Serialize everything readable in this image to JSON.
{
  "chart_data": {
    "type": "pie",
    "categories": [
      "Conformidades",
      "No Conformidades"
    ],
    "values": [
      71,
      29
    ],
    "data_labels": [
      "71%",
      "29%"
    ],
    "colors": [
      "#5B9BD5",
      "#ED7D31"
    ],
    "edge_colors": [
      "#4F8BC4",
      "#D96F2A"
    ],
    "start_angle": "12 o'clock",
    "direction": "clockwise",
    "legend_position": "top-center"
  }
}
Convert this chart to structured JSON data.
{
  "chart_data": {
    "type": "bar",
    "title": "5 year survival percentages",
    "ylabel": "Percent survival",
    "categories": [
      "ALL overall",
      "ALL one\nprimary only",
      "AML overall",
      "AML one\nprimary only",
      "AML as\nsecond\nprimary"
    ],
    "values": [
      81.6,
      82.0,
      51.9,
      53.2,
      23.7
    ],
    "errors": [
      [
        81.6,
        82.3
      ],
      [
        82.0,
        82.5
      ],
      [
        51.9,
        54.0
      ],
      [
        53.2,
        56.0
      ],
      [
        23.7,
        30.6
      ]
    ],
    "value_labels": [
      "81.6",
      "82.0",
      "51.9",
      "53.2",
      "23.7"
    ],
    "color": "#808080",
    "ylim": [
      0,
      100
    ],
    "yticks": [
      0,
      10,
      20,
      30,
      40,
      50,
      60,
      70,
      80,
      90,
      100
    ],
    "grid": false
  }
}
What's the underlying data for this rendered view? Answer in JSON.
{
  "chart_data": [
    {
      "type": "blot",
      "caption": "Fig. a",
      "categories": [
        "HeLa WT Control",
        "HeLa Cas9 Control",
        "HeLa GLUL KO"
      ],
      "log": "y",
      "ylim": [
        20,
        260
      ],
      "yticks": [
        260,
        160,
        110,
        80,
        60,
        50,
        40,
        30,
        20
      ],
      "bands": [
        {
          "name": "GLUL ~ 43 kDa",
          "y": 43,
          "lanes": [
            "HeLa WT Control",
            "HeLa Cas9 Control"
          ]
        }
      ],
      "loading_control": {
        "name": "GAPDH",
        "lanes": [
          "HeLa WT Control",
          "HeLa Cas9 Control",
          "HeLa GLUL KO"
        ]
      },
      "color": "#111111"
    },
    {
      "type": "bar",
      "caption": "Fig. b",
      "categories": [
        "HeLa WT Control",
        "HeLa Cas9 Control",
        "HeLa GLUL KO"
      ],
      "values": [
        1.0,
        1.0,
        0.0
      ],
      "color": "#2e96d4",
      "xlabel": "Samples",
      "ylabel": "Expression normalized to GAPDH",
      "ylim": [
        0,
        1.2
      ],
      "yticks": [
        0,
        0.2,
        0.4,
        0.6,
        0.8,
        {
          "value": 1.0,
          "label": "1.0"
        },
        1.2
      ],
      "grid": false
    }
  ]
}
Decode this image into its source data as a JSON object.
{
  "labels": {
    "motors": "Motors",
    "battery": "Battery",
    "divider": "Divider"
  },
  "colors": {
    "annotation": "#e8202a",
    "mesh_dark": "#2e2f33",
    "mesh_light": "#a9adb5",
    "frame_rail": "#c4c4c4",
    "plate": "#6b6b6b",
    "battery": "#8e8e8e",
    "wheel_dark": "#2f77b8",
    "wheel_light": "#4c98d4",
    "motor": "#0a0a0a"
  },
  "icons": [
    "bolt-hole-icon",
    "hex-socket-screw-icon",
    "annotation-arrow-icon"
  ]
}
•••••
# Exercise:
Output the listing above without altering a single character.

# Reply:
Serialize everything readable in this image to JSON.
{
  "chart_data": {
    "type": "pie",
    "categories": [
      "Conformidades",
      "No Conformidades"
    ],
    "values": [
      71,
      29
    ],
    "data_labels": [
      "71%",
      "29%"
    ],
    "colors": [
      "#5B9BD5",
      "#ED7D31"
    ],
    "edge_colors": [
      "#4F8BC4",
      "#D96F2A"
    ],
    "start_angle": "12 o'clock",
    "direction": "clockwise",
    "legend_position": "top-center"
  }
}
Convert this chart to structured JSON data.
{
  "chart_data": {
    "type": "bar",
    "title": "5 year survival percentages",
    "ylabel": "Percent survival",
    "categories": [
      "ALL overall",
      "ALL one\nprimary only",
      "AML overall",
      "AML one\nprimary only",
      "AML as\nsecond\nprimary"
    ],
    "values": [
      81.6,
      82.0,
      51.9,
      53.2,
      23.7
    ],
    "errors": [
      [
        81.6,
        82.3
      ],
      [
        82.0,
        82.5
      ],
      [
        51.9,
        54.0
      ],
      [
        53.2,
        56.0
      ],
      [
        23.7,
        30.6
      ]
    ],
    "value_labels": [
      "81.6",
      "82.0",
      "51.9",
      "53.2",
      "23.7"
    ],
    "color": "#808080",
    "ylim": [
      0,
      100
    ],
    "yticks": [
      0,
      10,
      20,
      30,
      40,
      50,
      60,
      70,
      80,
      90,
      100
    ],
    "grid": false
  }
}
What's the underlying data for this rendered view? Answer in JSON.
{
  "chart_data": [
    {
      "type": "blot",
      "caption": "Fig. a",
      "categories": [
        "HeLa WT Control",
        "HeLa Cas9 Control",
        "HeLa GLUL KO"
      ],
      "log": "y",
      "ylim": [
        20,
        260
      ],
      "yticks": [
        260,
        160,
        110,
        80,
        60,
        50,
        40,
        30,
        20
      ],
      "bands": [
        {
          "name": "GLUL ~ 43 kDa",
          "y": 43,
          "lanes": [
            "HeLa WT Control",
            "HeLa Cas9 Control"
          ]
        }
      ],
      "loading_control": {
        "name": "GAPDH",
        "lanes": [
          "HeLa WT Control",
          "HeLa Cas9 Control",
          "HeLa GLUL KO"
        ]
      },
      "color": "#111111"
    },
    {
      "type": "bar",
      "caption": "Fig. b",
      "categories": [
        "HeLa WT Control",
        "HeLa Cas9 Control",
        "HeLa GLUL KO"
      ],
      "values": [
        1.0,
        1.0,
        0.0
      ],
      "color": "#2e96d4",
      "xlabel": "Samples",
      "ylabel": "Expression normalized to GAPDH",
      "ylim": [
        0,
        1.2
      ],
      "yticks": [
        0,
        0.2,
        0.4,
        0.6,
        0.8,
        {
          "value": 1.0,
          "label": "1.0"
        },
        1.2
      ],
      "grid": false
    }
  ]
}
Decode this image into its source data as a JSON object.
{
  "labels": {
    "motors": "Motors",
    "battery": "Battery",
    "divider": "Divider"
  },
  "colors": {
    "annotation": "#e8202a",
    "mesh_dark": "#2e2f33",
    "mesh_light": "#a9adb5",
    "frame_rail": "#c4c4c4",
    "plate": "#6b6b6b",
    "battery": "#8e8e8e",
    "wheel_dark": "#2f77b8",
    "wheel_light": "#4c98d4",
    "motor": "#0a0a0a"
  },
  "icons": [
    "bolt-hole-icon",
    "hex-socket-screw-icon",
    "annotation-arrow-icon"
  ]
}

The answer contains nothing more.